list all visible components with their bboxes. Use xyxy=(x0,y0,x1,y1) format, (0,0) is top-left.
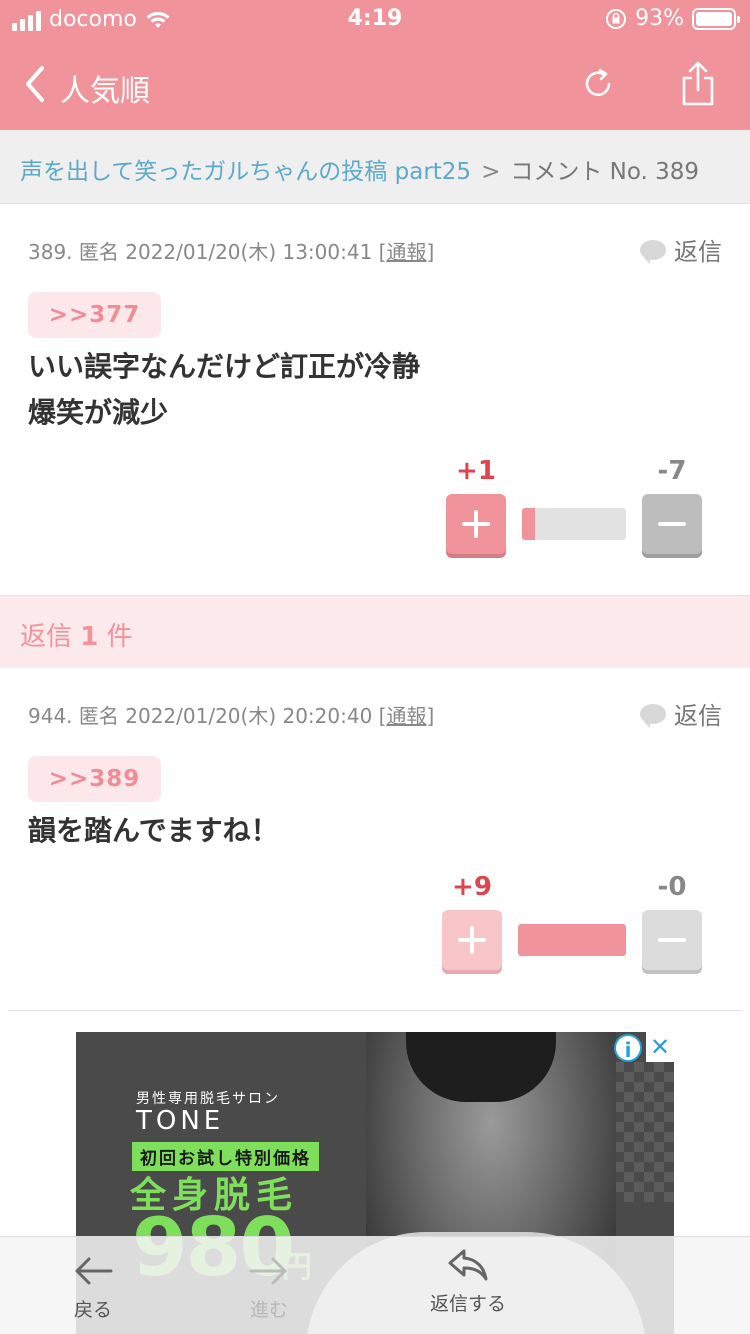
vote-ratio-fill xyxy=(518,924,626,956)
comment-item: 944. 匿名 2022/01/20(木) 20:20:40 [通報] 返信 >… xyxy=(0,668,750,1010)
plus-vote-button[interactable] xyxy=(442,910,502,970)
comment-meta: 389. 匿名 2022/01/20(木) 13:00:41 [通報] xyxy=(28,240,435,264)
vote-ratio-bar xyxy=(522,508,626,540)
reply-button[interactable]: 返信 xyxy=(640,232,722,267)
ad-info-icon[interactable]: i xyxy=(614,1034,642,1062)
breadcrumb-thread-link[interactable]: 声を出して笑ったガルちゃんの投稿 part25 xyxy=(20,159,471,185)
ad-close-icon[interactable]: ✕ xyxy=(646,1032,674,1062)
plus-count: +1 xyxy=(456,456,496,486)
comment-body: いい誤字なんだけど訂正が冷静 爆笑が減少 xyxy=(28,344,420,436)
reply-count-header: 返信 1 件 xyxy=(0,596,750,668)
anchor-link[interactable]: >>389 xyxy=(28,756,161,802)
vote-ratio-bar xyxy=(518,924,626,956)
minus-count: -7 xyxy=(657,456,687,486)
back-button[interactable]: 戻る xyxy=(56,1237,130,1334)
comment-author: 匿名 xyxy=(78,240,119,264)
comment-line: 爆笑が減少 xyxy=(28,396,169,429)
comment-line: いい誤字なんだけど訂正が冷静 xyxy=(28,350,421,383)
forward-label: 進む xyxy=(249,1299,288,1321)
reply-count-suffix: 件 xyxy=(106,622,133,652)
status-right: 93% xyxy=(605,6,740,31)
comment-date: 2022/01/20(木) 13:00:41 xyxy=(125,240,373,264)
comment-number: 944. xyxy=(28,704,73,728)
reply-button[interactable]: 返信 xyxy=(640,696,722,731)
divider xyxy=(8,1010,742,1011)
comment-line: 韻を踏んでますね！ xyxy=(28,814,279,847)
back-chevron-icon[interactable] xyxy=(16,62,56,106)
orientation-lock-icon xyxy=(606,8,627,29)
anchor-link[interactable]: >>377 xyxy=(28,292,161,338)
reload-icon[interactable] xyxy=(578,62,618,106)
report-link[interactable]: 通報 xyxy=(386,240,426,264)
ad-brand: TONE xyxy=(136,1106,225,1136)
plus-count: +9 xyxy=(452,872,492,902)
reply-label: 返信 xyxy=(674,702,722,730)
speech-bubble-icon xyxy=(640,703,666,728)
forward-button[interactable]: 進む xyxy=(232,1237,306,1334)
comment-date: 2022/01/20(木) 20:20:40 xyxy=(125,704,373,728)
breadcrumb-current: コメント No. 389 xyxy=(510,159,700,185)
reply-action-label: 返信する xyxy=(429,1293,506,1315)
status-bar: docomo 4:19 93% xyxy=(0,0,750,40)
speech-bubble-icon xyxy=(640,239,666,264)
reply-arrow-icon xyxy=(448,1249,488,1281)
forward-arrow-icon xyxy=(249,1257,287,1285)
plus-vote-button[interactable] xyxy=(446,494,506,554)
ad-salon-text: 男性専用脱毛サロン xyxy=(136,1091,280,1107)
minus-vote-button[interactable] xyxy=(642,910,702,970)
page-title: 人気順 xyxy=(60,74,150,109)
reply-count-number: 1 xyxy=(80,622,99,652)
reply-action-button[interactable]: 返信する xyxy=(418,1237,518,1334)
battery-icon xyxy=(692,7,740,30)
reply-label: 返信 xyxy=(674,238,722,266)
battery-percent: 93% xyxy=(635,6,684,31)
vote-ratio-fill xyxy=(522,508,535,540)
app-header: docomo 4:19 93% 人気順 xyxy=(0,0,750,130)
back-label: 戻る xyxy=(73,1299,112,1321)
bottom-toolbar: 戻る 進む 返信する xyxy=(0,1236,750,1334)
reply-count-prefix: 返信 xyxy=(20,622,73,652)
breadcrumb-separator: > xyxy=(481,159,501,185)
nav-bar: 人気順 xyxy=(0,40,750,130)
minus-vote-button[interactable] xyxy=(642,494,702,554)
comment-body: 韻を踏んでますね！ xyxy=(28,808,279,854)
comment-item: 389. 匿名 2022/01/20(木) 13:00:41 [通報] 返信 >… xyxy=(0,204,750,596)
breadcrumb: 声を出して笑ったガルちゃんの投稿 part25 > コメント No. 389 xyxy=(0,130,750,204)
back-arrow-icon xyxy=(75,1257,113,1285)
share-icon[interactable] xyxy=(676,60,720,108)
comment-author: 匿名 xyxy=(78,704,119,728)
comment-number: 389. xyxy=(28,240,73,264)
comment-meta: 944. 匿名 2022/01/20(木) 20:20:40 [通報] xyxy=(28,704,435,728)
minus-count: -0 xyxy=(657,872,687,902)
report-link[interactable]: 通報 xyxy=(386,704,426,728)
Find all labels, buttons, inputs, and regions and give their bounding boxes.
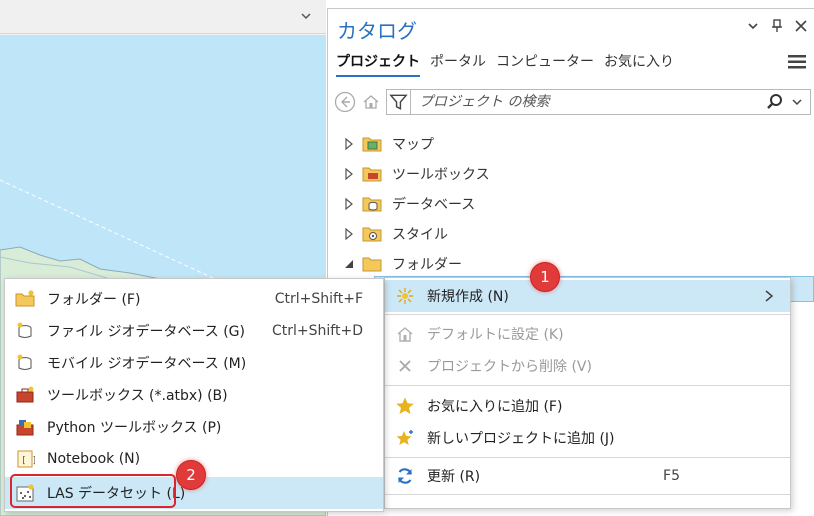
menu-item-label: デフォルトに設定 (K) (427, 327, 564, 343)
menu-item-label: ファイル ジオデータベース (G) (47, 324, 245, 340)
step-badge-1: 1 (530, 262, 560, 292)
submenu-item-python-toolbox[interactable]: Python ツールボックス (P) (5, 411, 383, 443)
menu-item-refresh[interactable]: 更新 (R) F5 (385, 460, 790, 492)
menu-item-add-to-new-projects[interactable]: 新しいプロジェクトに追加 (J) (385, 422, 790, 454)
pane-controls (746, 19, 808, 33)
highlight-box (10, 474, 176, 508)
expand-arrow-icon[interactable] (342, 167, 356, 181)
menu-item-label: お気に入りに追加 (F) (427, 399, 563, 415)
svg-text:[ ]: [ ] (21, 456, 35, 466)
search-row (334, 89, 811, 115)
star-sparkle-icon (396, 430, 413, 445)
database-folder-icon (362, 197, 382, 212)
geodatabase-icon (17, 322, 32, 338)
menu-item-label: 新しいプロジェクトに追加 (J) (427, 431, 615, 447)
chevron-down-icon[interactable] (790, 95, 804, 109)
step-badge-2: 2 (176, 460, 206, 490)
submenu-item-toolbox[interactable]: ツールボックス (*.atbx) (B) (5, 379, 383, 411)
context-menu: 新規作成 (N) デフォルトに設定 (K) プロジェクトから削除 (V) お気に… (384, 277, 791, 509)
new-folder-icon (15, 290, 35, 307)
tab-portal[interactable]: ポータル (430, 51, 486, 77)
menu-item-shortcut: Ctrl+Shift+F (274, 291, 363, 307)
tab-project[interactable]: プロジェクト (336, 51, 420, 77)
menu-separator (385, 385, 790, 386)
tree-item-label: スタイル (392, 227, 448, 243)
pin-icon[interactable] (770, 19, 784, 33)
menu-item-set-default[interactable]: デフォルトに設定 (K) (385, 318, 790, 350)
tree-item-styles[interactable]: スタイル (342, 219, 490, 249)
star-icon (396, 397, 414, 414)
menu-item-label: 更新 (R) (427, 469, 481, 485)
search-box (386, 89, 811, 115)
chevron-down-icon[interactable] (746, 19, 760, 33)
tree-item-folders[interactable]: フォルダー (342, 249, 490, 279)
toolbox-icon (16, 386, 34, 403)
tab-computer[interactable]: コンピューター (496, 51, 594, 77)
menu-separator (385, 494, 790, 495)
menu-item-label: ツールボックス (*.atbx) (B) (47, 388, 228, 404)
map-header (0, 0, 326, 34)
expand-arrow-icon[interactable] (342, 137, 356, 151)
mobile-geodatabase-icon (17, 354, 32, 370)
menu-item-shortcut: Ctrl+Shift+D (272, 323, 363, 339)
python-toolbox-icon (16, 420, 34, 436)
menu-item-label: 新規作成 (N) (427, 289, 509, 305)
close-icon[interactable] (794, 19, 808, 33)
notebook-icon: [ ] (17, 450, 35, 468)
menu-icon[interactable] (788, 55, 806, 69)
map-folder-icon (362, 137, 382, 152)
menu-item-label: モバイル ジオデータベース (M) (47, 356, 247, 372)
menu-separator (385, 457, 790, 458)
back-icon[interactable] (334, 91, 356, 113)
tree-item-label: データベース (392, 197, 476, 213)
submenu-item-file-geodatabase[interactable]: ファイル ジオデータベース (G) Ctrl+Shift+D (5, 315, 383, 347)
tree-item-label: マップ (392, 137, 434, 153)
collapse-arrow-icon[interactable] (342, 257, 356, 271)
tree-item-label: ツールボックス (392, 167, 490, 183)
tree-item-toolboxes[interactable]: ツールボックス (342, 159, 490, 189)
expand-arrow-icon[interactable] (342, 227, 356, 241)
menu-item-add-to-favorites[interactable]: お気に入りに追加 (F) (385, 390, 790, 422)
menu-item-label: Python ツールボックス (P) (47, 420, 222, 436)
tree-item-maps[interactable]: マップ (342, 129, 490, 159)
search-input[interactable] (411, 94, 766, 110)
home-icon[interactable] (362, 93, 380, 111)
tab-favorites[interactable]: お気に入り (604, 51, 674, 77)
menu-item-shortcut: F5 (663, 468, 680, 484)
menu-separator (385, 314, 790, 315)
catalog-tabs: プロジェクト ポータル コンピューター お気に入り (336, 51, 674, 77)
chevron-down-icon[interactable] (300, 10, 312, 22)
search-icon[interactable] (766, 93, 784, 111)
menu-item-label: プロジェクトから削除 (V) (427, 359, 592, 375)
catalog-tree: マップ ツールボックス データベース スタイル フォルダー (342, 129, 490, 279)
submenu-item-folder[interactable]: フォルダー (F) Ctrl+Shift+F (5, 283, 383, 315)
submenu-item-mobile-geodatabase[interactable]: モバイル ジオデータベース (M) (5, 347, 383, 379)
toolbox-folder-icon (362, 167, 382, 182)
style-folder-icon (362, 227, 382, 242)
folder-icon (362, 257, 382, 272)
menu-item-label: フォルダー (F) (47, 292, 141, 308)
sparkle-icon (397, 288, 413, 304)
catalog-title: カタログ (337, 19, 417, 43)
home-icon (397, 327, 413, 342)
expand-arrow-icon[interactable] (342, 197, 356, 211)
tree-item-label: フォルダー (392, 257, 462, 273)
menu-item-label: Notebook (N) (47, 451, 141, 467)
chevron-right-icon (765, 290, 774, 302)
tree-item-databases[interactable]: データベース (342, 189, 490, 219)
filter-icon[interactable] (387, 90, 411, 114)
close-icon (399, 360, 411, 372)
refresh-icon (397, 468, 413, 484)
menu-item-new[interactable]: 新規作成 (N) (385, 280, 790, 312)
menu-item-remove-from-project[interactable]: プロジェクトから削除 (V) (385, 350, 790, 382)
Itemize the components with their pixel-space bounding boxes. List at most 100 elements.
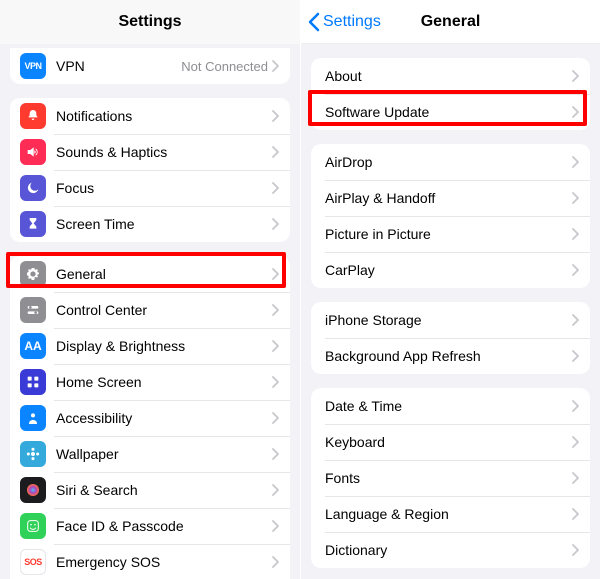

◆ Exercise objective:
In the data, copy out the lines starting at the one containing "menu-item-label: デフォルトに設定 (K)" and ending at the one containing "tree-item-styles[interactable]: スタイル (342, 219, 490, 249)", with both included.

◆ Answer to the problem:
menu-item-label: デフォルトに設定 (K) (427, 327, 564, 343)
menu-item-label: ファイル ジオデータベース (G) (47, 324, 245, 340)
step-badge-1: 1 (530, 262, 560, 292)
submenu-item-python-toolbox[interactable]: Python ツールボックス (P) (5, 411, 383, 443)
menu-item-refresh[interactable]: 更新 (R) F5 (385, 460, 790, 492)
menu-item-add-to-new-projects[interactable]: 新しいプロジェクトに追加 (J) (385, 422, 790, 454)
pane-controls (746, 19, 808, 33)
highlight-box (10, 474, 176, 508)
expand-arrow-icon[interactable] (342, 167, 356, 181)
menu-item-label: お気に入りに追加 (F) (427, 399, 563, 415)
svg-text:[ ]: [ ] (21, 456, 35, 466)
search-row (334, 89, 811, 115)
star-sparkle-icon (396, 430, 413, 445)
database-folder-icon (362, 197, 382, 212)
geodatabase-icon (17, 322, 32, 338)
menu-item-label: 新しいプロジェクトに追加 (J) (427, 431, 615, 447)
chevron-down-icon[interactable] (790, 95, 804, 109)
step-badge-2: 2 (176, 460, 206, 490)
submenu-item-toolbox[interactable]: ツールボックス (*.atbx) (B) (5, 379, 383, 411)
context-menu: 新規作成 (N) デフォルトに設定 (K) プロジェクトから削除 (V) お気に… (384, 277, 791, 509)
new-folder-icon (15, 290, 35, 307)
tab-portal[interactable]: ポータル (430, 51, 486, 77)
menu-item-shortcut: Ctrl+Shift+F (274, 291, 363, 307)
tab-project[interactable]: プロジェクト (336, 51, 420, 77)
menu-separator (385, 385, 790, 386)
tree-item-label: スタイル (392, 227, 448, 243)
pin-icon[interactable] (770, 19, 784, 33)
menu-item-set-default[interactable]: デフォルトに設定 (K) (385, 318, 790, 350)
tree-item-styles[interactable]: スタイル (342, 219, 490, 249)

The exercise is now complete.